Data excerpts
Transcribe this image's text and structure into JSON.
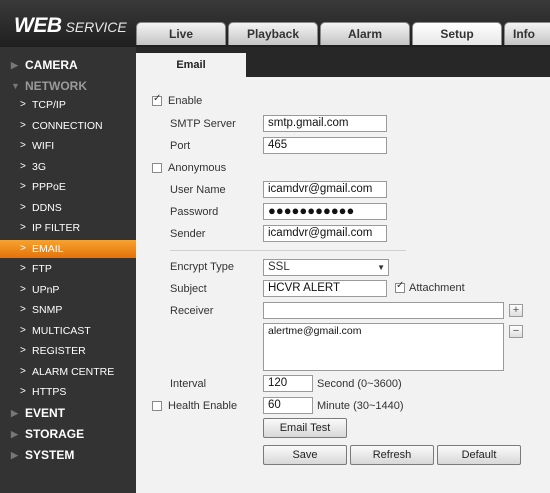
{
  "app": {
    "logo_main": "WEB",
    "logo_sub": "SERVICE"
  },
  "nav_tabs": [
    {
      "label": "Live"
    },
    {
      "label": "Playback"
    },
    {
      "label": "Alarm"
    },
    {
      "label": "Setup",
      "active": true
    },
    {
      "label": "Info"
    }
  ],
  "sidebar": {
    "camera": "CAMERA",
    "network": "NETWORK",
    "items": [
      "TCP/IP",
      "CONNECTION",
      "WIFI",
      "3G",
      "PPPoE",
      "DDNS",
      "IP FILTER",
      "EMAIL",
      "FTP",
      "UPnP",
      "SNMP",
      "MULTICAST",
      "REGISTER",
      "ALARM CENTRE",
      "HTTPS"
    ],
    "active_item": "EMAIL",
    "event": "EVENT",
    "storage": "STORAGE",
    "system": "SYSTEM"
  },
  "sub_tab": "Email",
  "form": {
    "enable": {
      "label": "Enable",
      "checked": true
    },
    "smtp_server": {
      "label": "SMTP Server",
      "value": "smtp.gmail.com"
    },
    "port": {
      "label": "Port",
      "value": "465"
    },
    "anonymous": {
      "label": "Anonymous",
      "checked": false
    },
    "user_name": {
      "label": "User Name",
      "value": "icamdvr@gmail.com"
    },
    "password": {
      "label": "Password",
      "value": "●●●●●●●●●●●"
    },
    "sender": {
      "label": "Sender",
      "value": "icamdvr@gmail.com"
    },
    "encrypt_type": {
      "label": "Encrypt Type",
      "value": "SSL"
    },
    "subject": {
      "label": "Subject",
      "value": "HCVR ALERT"
    },
    "attachment": {
      "label": "Attachment",
      "checked": true
    },
    "receiver": {
      "label": "Receiver",
      "value": "",
      "list": [
        "alertme@gmail.com"
      ]
    },
    "interval": {
      "label": "Interval",
      "value": "120",
      "unit": "Second (0~3600)"
    },
    "health_enable": {
      "label": "Health Enable",
      "checked": false,
      "value": "60",
      "unit": "Minute (30~1440)"
    }
  },
  "buttons": {
    "add": "+",
    "remove": "−",
    "email_test": "Email Test",
    "save": "Save",
    "refresh": "Refresh",
    "default": "Default"
  },
  "colors": {
    "active_orange": "#f08a1c",
    "sidebar_bg": "#333333",
    "content_bg": "#f2f2f2"
  }
}
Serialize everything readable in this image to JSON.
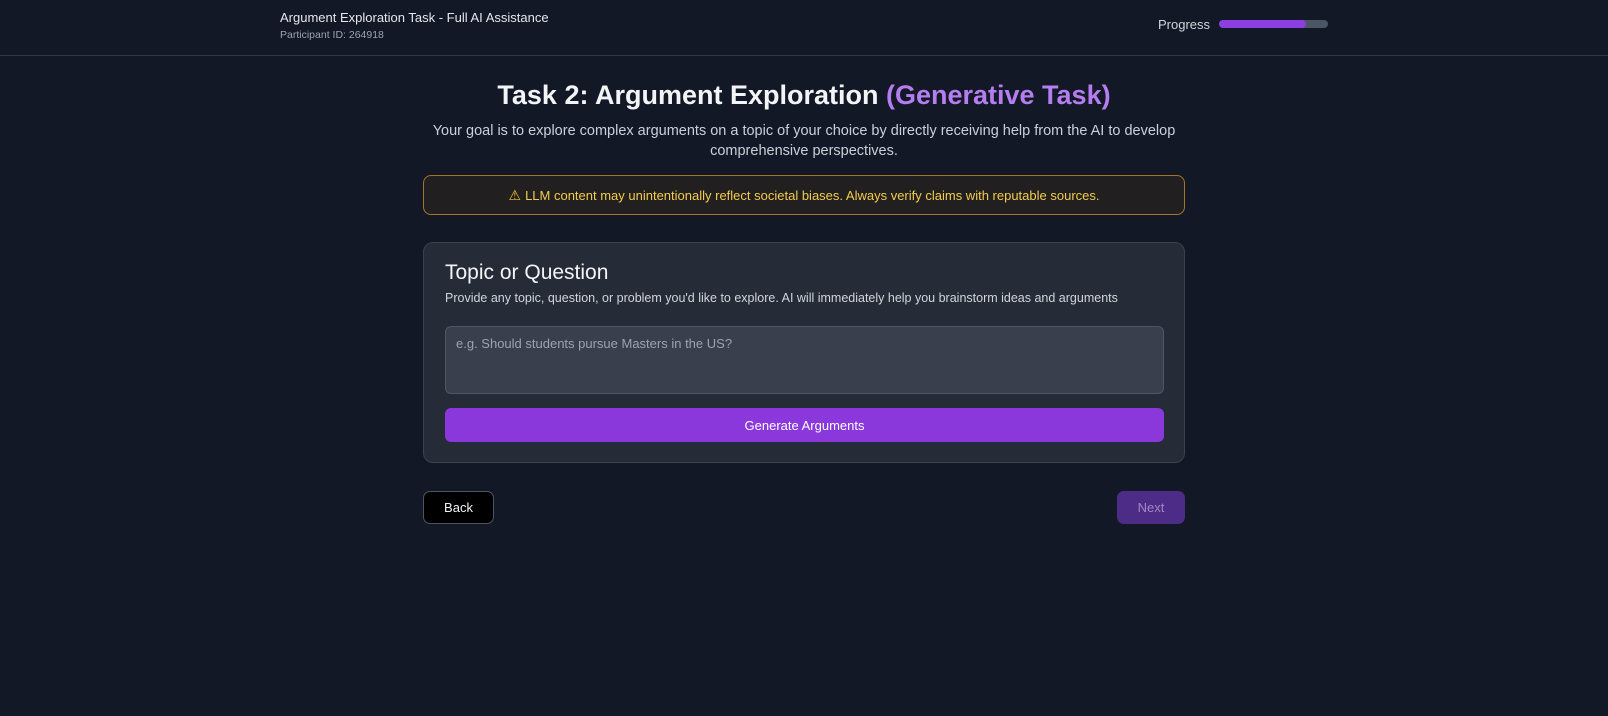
{
  "header": {
    "app_title": "Argument Exploration Task - Full AI Assistance",
    "participant": "Participant ID: 264918",
    "progress_label": "Progress",
    "progress_value": 0.8
  },
  "main": {
    "title_main": "Task 2: Argument Exploration",
    "title_accent": "(Generative Task)",
    "subtitle": "Your goal is to explore complex arguments on a topic of your choice by directly receiving help from the AI to develop comprehensive perspectives.",
    "warning_icon": "warning-triangle-icon",
    "warning_text": "LLM content may unintentionally reflect societal biases. Always verify claims with reputable sources."
  },
  "card": {
    "title": "Topic or Question",
    "description": "Provide any topic, question, or problem you'd like to explore. AI will immediately help you brainstorm ideas and arguments",
    "input_placeholder": "e.g. Should students pursue Masters in the US?",
    "input_value": "",
    "generate_label": "Generate Arguments"
  },
  "nav": {
    "back_label": "Back",
    "next_label": "Next",
    "next_disabled": true
  },
  "colors": {
    "background": "#121826",
    "accent": "#8a37db",
    "accent_text": "#b47ef0",
    "warning": "#f2cc4a"
  }
}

### WHAT THE TASK ASKS
Transcribe the records verbatim and omit the images.

### WORKED ANSWER
Transcribe this image's text and structure into JSON.
{
  "app": {
    "logo_main": "WEB",
    "logo_sub": "SERVICE"
  },
  "nav_tabs": [
    {
      "label": "Live"
    },
    {
      "label": "Playback"
    },
    {
      "label": "Alarm"
    },
    {
      "label": "Setup",
      "active": true
    },
    {
      "label": "Info"
    }
  ],
  "sidebar": {
    "camera": "CAMERA",
    "network": "NETWORK",
    "items": [
      "TCP/IP",
      "CONNECTION",
      "WIFI",
      "3G",
      "PPPoE",
      "DDNS",
      "IP FILTER",
      "EMAIL",
      "FTP",
      "UPnP",
      "SNMP",
      "MULTICAST",
      "REGISTER",
      "ALARM CENTRE",
      "HTTPS"
    ],
    "active_item": "EMAIL",
    "event": "EVENT",
    "storage": "STORAGE",
    "system": "SYSTEM"
  },
  "sub_tab": "Email",
  "form": {
    "enable": {
      "label": "Enable",
      "checked": true
    },
    "smtp_server": {
      "label": "SMTP Server",
      "value": "smtp.gmail.com"
    },
    "port": {
      "label": "Port",
      "value": "465"
    },
    "anonymous": {
      "label": "Anonymous",
      "checked": false
    },
    "user_name": {
      "label": "User Name",
      "value": "icamdvr@gmail.com"
    },
    "password": {
      "label": "Password",
      "value": "●●●●●●●●●●●"
    },
    "sender": {
      "label": "Sender",
      "value": "icamdvr@gmail.com"
    },
    "encrypt_type": {
      "label": "Encrypt Type",
      "value": "SSL"
    },
    "subject": {
      "label": "Subject",
      "value": "HCVR ALERT"
    },
    "attachment": {
      "label": "Attachment",
      "checked": true
    },
    "receiver": {
      "label": "Receiver",
      "value": "",
      "list": [
        "alertme@gmail.com"
      ]
    },
    "interval": {
      "label": "Interval",
      "value": "120",
      "unit": "Second (0~3600)"
    },
    "health_enable": {
      "label": "Health Enable",
      "checked": false,
      "value": "60",
      "unit": "Minute (30~1440)"
    }
  },
  "buttons": {
    "add": "+",
    "remove": "−",
    "email_test": "Email Test",
    "save": "Save",
    "refresh": "Refresh",
    "default": "Default"
  },
  "colors": {
    "active_orange": "#f08a1c",
    "sidebar_bg": "#333333",
    "content_bg": "#f2f2f2"
  }
}
Serialize everything readable in this image to JSON.
{
  "header": {
    "app_title": "Argument Exploration Task - Full AI Assistance",
    "participant": "Participant ID: 264918",
    "progress_label": "Progress",
    "progress_value": 0.8
  },
  "main": {
    "title_main": "Task 2: Argument Exploration",
    "title_accent": "(Generative Task)",
    "subtitle": "Your goal is to explore complex arguments on a topic of your choice by directly receiving help from the AI to develop comprehensive perspectives.",
    "warning_icon": "warning-triangle-icon",
    "warning_text": "LLM content may unintentionally reflect societal biases. Always verify claims with reputable sources."
  },
  "card": {
    "title": "Topic or Question",
    "description": "Provide any topic, question, or problem you'd like to explore. AI will immediately help you brainstorm ideas and arguments",
    "input_placeholder": "e.g. Should students pursue Masters in the US?",
    "input_value": "",
    "generate_label": "Generate Arguments"
  },
  "nav": {
    "back_label": "Back",
    "next_label": "Next",
    "next_disabled": true
  },
  "colors": {
    "background": "#121826",
    "accent": "#8a37db",
    "accent_text": "#b47ef0",
    "warning": "#f2cc4a"
  }
}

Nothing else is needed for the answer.